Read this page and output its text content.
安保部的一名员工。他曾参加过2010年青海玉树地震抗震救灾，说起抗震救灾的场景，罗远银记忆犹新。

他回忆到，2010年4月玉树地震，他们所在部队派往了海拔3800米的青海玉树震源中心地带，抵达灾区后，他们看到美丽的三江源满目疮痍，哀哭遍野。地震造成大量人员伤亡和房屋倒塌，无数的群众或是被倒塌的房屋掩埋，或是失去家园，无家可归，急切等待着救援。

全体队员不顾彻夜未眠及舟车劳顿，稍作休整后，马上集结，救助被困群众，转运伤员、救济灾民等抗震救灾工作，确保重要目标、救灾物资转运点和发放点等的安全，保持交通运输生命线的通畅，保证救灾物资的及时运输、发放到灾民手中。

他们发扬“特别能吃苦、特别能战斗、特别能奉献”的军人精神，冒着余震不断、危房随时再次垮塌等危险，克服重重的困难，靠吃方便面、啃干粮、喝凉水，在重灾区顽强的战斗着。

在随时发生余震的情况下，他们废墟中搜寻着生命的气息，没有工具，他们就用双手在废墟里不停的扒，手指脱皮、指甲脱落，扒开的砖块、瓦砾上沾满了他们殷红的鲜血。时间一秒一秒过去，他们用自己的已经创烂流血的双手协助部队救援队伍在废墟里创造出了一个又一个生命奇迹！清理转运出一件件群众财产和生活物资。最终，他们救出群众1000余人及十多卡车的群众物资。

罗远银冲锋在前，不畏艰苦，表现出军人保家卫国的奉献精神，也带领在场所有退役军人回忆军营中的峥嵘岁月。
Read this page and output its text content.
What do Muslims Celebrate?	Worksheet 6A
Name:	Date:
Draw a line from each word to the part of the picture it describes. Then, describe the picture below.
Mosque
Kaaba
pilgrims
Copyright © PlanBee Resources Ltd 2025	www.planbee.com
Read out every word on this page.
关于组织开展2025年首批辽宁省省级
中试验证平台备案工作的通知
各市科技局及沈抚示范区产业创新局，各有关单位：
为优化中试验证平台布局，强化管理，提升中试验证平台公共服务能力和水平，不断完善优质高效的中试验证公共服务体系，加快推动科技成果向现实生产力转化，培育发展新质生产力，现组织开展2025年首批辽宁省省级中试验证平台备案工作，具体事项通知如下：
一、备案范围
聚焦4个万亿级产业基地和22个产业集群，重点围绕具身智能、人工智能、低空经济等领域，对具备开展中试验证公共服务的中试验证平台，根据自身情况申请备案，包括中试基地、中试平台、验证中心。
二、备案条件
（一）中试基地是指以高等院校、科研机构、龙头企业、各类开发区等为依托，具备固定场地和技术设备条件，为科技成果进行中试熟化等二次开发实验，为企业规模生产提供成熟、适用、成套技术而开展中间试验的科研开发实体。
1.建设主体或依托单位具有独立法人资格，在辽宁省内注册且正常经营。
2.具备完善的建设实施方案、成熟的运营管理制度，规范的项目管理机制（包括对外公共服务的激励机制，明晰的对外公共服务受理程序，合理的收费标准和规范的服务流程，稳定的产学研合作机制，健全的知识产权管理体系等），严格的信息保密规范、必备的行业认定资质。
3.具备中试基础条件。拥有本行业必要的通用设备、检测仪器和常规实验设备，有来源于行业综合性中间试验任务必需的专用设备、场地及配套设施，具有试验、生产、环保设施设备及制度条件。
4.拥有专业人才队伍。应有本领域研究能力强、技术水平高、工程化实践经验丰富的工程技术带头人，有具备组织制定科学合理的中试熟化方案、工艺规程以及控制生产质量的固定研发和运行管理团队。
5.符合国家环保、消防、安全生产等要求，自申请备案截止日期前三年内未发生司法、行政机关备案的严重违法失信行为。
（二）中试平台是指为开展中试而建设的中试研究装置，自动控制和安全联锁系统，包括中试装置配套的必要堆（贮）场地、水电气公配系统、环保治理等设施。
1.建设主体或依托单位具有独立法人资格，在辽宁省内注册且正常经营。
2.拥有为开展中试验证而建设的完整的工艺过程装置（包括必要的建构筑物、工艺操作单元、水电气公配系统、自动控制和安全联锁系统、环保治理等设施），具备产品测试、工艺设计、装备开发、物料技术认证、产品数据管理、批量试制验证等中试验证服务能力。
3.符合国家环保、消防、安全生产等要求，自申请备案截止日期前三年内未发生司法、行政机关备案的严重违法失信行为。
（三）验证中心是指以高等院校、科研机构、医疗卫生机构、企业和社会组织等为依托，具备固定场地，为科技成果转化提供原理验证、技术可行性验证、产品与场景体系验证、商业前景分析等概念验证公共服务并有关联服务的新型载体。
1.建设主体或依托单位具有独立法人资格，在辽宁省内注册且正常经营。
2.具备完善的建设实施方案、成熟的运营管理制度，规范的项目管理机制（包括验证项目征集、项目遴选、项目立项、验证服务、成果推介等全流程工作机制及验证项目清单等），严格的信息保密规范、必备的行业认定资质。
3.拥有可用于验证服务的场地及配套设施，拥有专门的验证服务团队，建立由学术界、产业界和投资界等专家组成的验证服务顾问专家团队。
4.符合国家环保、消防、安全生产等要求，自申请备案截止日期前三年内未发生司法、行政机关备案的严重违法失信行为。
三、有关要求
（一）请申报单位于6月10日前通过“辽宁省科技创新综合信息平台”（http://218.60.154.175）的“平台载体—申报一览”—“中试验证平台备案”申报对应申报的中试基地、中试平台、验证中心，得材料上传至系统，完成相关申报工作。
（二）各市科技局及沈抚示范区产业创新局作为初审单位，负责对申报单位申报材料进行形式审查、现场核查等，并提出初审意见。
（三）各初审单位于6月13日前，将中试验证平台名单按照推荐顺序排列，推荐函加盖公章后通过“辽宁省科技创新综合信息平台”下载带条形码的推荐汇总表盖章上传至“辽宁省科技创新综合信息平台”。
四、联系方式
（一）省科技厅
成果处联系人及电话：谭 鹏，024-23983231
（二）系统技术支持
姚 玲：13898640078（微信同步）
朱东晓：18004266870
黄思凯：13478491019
────
Aim of the task.
Pull out all lines in the data above that include "环保治理等设施".

Worked solution.
（二）中试平台是指为开展中试而建设的中试研究装置，自动控制和安全联锁系统，包括中试装置配套的必要堆（贮）场地、水电气公配系统、环保治理等设施。
2.拥有为开展中试验证而建设的完整的工艺过程装置（包括必要的建构筑物、工艺操作单元、水电气公配系统、自动控制和安全联锁系统、环保治理等设施），具备产品测试、工艺设计、装备开发、物料技术认证、产品数据管理、批量试制验证等中试验证服务能力。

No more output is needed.